Set task: Filter the entries that follow, copying every line in which the word "wikipedia" appears.

^^^^^^^^^^^^^^^^

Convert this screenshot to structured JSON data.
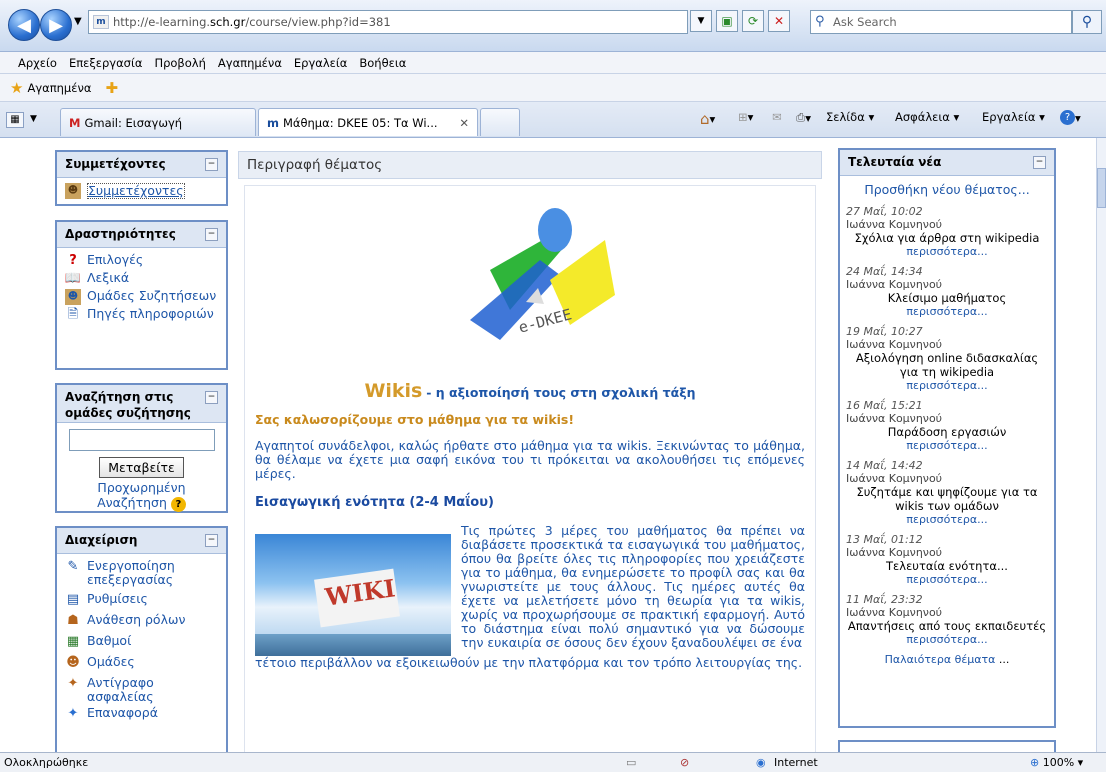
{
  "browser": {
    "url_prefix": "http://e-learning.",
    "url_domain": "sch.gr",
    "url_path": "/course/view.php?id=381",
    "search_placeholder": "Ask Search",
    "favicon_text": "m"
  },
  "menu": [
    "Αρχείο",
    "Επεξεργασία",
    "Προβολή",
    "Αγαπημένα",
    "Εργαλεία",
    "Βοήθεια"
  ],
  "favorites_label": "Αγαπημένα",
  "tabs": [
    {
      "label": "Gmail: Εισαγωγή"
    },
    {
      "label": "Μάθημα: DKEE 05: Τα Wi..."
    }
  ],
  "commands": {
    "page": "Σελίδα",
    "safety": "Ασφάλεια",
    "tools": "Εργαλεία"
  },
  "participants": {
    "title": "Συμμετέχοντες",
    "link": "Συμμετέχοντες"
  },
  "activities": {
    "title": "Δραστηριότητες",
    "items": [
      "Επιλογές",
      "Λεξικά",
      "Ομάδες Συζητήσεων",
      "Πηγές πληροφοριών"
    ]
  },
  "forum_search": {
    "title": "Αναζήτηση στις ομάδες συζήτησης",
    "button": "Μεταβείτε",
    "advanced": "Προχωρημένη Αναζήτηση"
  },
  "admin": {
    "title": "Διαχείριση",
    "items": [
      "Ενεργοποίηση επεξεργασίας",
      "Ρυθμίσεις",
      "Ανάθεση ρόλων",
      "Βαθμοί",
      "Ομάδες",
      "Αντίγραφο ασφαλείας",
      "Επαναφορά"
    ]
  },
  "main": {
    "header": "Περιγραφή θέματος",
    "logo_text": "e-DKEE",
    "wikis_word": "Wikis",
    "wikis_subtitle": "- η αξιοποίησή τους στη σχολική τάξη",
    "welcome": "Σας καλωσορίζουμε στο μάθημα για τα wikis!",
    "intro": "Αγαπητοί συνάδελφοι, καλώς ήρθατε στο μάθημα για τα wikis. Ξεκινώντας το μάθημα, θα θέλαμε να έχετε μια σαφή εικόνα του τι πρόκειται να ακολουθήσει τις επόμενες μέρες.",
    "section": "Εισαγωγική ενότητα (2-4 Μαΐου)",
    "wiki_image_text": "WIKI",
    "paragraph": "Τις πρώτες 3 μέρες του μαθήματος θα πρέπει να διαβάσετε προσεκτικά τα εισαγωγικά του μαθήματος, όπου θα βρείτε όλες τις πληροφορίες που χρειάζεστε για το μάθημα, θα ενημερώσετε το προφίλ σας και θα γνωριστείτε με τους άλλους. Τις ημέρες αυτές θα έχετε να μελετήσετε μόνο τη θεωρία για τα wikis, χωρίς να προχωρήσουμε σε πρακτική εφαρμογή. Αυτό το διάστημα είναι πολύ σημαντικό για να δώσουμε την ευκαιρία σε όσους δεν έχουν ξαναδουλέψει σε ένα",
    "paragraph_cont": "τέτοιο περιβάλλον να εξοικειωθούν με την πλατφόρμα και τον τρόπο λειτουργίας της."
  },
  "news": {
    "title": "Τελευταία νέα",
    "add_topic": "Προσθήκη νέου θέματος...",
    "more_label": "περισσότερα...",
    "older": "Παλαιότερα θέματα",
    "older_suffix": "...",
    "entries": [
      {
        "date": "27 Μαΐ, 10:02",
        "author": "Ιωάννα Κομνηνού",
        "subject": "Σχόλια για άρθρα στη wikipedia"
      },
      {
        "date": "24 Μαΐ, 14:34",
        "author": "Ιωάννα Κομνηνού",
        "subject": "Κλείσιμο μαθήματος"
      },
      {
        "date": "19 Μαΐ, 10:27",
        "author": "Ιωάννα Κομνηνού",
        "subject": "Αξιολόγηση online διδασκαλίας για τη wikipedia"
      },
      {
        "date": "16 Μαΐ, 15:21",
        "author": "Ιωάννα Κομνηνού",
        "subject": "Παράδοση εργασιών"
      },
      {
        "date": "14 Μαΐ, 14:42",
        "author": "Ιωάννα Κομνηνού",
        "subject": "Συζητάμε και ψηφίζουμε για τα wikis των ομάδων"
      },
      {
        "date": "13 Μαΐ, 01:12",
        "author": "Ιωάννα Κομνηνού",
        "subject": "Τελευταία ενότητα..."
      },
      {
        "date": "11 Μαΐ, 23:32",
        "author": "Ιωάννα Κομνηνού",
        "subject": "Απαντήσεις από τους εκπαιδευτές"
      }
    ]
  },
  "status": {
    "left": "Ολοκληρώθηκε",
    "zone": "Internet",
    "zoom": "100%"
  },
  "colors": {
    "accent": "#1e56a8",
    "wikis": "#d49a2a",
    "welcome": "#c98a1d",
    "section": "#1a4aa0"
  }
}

^^^^^^^^^^^^^^^^

Written solution:
        "subject": "Σχόλια για άρθρα στη wikipedia"
        "subject": "Αξιολόγηση online διδασκαλίας για τη wikipedia"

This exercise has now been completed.